What to produce:
A faithful transcription of all the data is required.

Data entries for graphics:
<<<<

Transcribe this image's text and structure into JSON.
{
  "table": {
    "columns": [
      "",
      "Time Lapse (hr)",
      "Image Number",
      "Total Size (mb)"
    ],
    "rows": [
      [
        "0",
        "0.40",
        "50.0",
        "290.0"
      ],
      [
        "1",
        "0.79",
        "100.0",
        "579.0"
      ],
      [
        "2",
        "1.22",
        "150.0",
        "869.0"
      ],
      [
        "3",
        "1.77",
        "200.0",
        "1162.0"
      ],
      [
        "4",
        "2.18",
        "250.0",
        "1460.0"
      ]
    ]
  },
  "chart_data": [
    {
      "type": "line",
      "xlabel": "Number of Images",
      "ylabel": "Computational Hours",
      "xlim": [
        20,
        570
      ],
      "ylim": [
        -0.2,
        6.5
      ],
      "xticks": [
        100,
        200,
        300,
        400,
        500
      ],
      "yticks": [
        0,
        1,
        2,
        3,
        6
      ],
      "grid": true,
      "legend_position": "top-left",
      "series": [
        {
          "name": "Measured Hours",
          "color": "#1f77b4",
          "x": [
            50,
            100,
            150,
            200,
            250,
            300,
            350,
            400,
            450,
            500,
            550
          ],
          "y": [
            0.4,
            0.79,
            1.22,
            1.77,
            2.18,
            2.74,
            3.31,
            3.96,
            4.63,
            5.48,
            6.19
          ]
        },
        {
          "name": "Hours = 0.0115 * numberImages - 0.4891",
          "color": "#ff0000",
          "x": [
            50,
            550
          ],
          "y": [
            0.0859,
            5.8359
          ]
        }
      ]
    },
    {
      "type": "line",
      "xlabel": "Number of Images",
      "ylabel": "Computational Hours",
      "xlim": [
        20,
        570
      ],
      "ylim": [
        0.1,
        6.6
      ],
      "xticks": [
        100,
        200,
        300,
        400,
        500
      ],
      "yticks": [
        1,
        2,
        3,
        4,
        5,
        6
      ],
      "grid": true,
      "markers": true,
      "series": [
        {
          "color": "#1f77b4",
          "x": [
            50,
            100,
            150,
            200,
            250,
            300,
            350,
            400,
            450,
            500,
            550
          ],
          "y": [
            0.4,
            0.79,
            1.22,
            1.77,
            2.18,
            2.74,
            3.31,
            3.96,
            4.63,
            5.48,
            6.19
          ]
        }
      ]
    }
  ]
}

>>>>

Exercise response:
Transcribe this image's text and structure into JSON.
{
  "table": {
    "columns": [
      "",
      "Time Lapse (hr)",
      "Image Number",
      "Total Size (mb)"
    ],
    "rows": [
      [
        "0",
        "0.40",
        "50.0",
        "290.0"
      ],
      [
        "1",
        "0.79",
        "100.0",
        "579.0"
      ],
      [
        "2",
        "1.22",
        "150.0",
        "869.0"
      ],
      [
        "3",
        "1.77",
        "200.0",
        "1162.0"
      ],
      [
        "4",
        "2.18",
        "250.0",
        "1460.0"
      ]
    ]
  },
  "chart_data": [
    {
      "type": "line",
      "xlabel": "Number of Images",
      "ylabel": "Computational Hours",
      "xlim": [
        20,
        570
      ],
      "ylim": [
        -0.2,
        6.5
      ],
      "xticks": [
        100,
        200,
        300,
        400,
        500
      ],
      "yticks": [
        0,
        1,
        2,
        3,
        6
      ],
      "grid": true,
      "legend_position": "top-left",
      "series": [
        {
          "name": "Measured Hours",
          "color": "#1f77b4",
          "x": [
            50,
            100,
            150,
            200,
            250,
            300,
            350,
            400,
            450,
            500,
            550
          ],
          "y": [
            0.4,
            0.79,
            1.22,
            1.77,
            2.18,
            2.74,
            3.31,
            3.96,
            4.63,
            5.48,
            6.19
          ]
        },
        {
          "name": "Hours = 0.0115 * numberImages - 0.4891",
          "color": "#ff0000",
          "x": [
            50,
            550
          ],
          "y": [
            0.0859,
            5.8359
          ]
        }
      ]
    },
    {
      "type": "line",
      "xlabel": "Number of Images",
      "ylabel": "Computational Hours",
      "xlim": [
        20,
        570
      ],
      "ylim": [
        0.1,
        6.6
      ],
      "xticks": [
        100,
        200,
        300,
        400,
        500
      ],
      "yticks": [
        1,
        2,
        3,
        4,
        5,
        6
      ],
      "grid": true,
      "markers": true,
      "series": [
        {
          "color": "#1f77b4",
          "x": [
            50,
            100,
            150,
            200,
            250,
            300,
            350,
            400,
            450,
            500,
            550
          ],
          "y": [
            0.4,
            0.79,
            1.22,
            1.77,
            2.18,
            2.74,
            3.31,
            3.96,
            4.63,
            5.48,
            6.19
          ]
        }
      ]
    }
  ]
}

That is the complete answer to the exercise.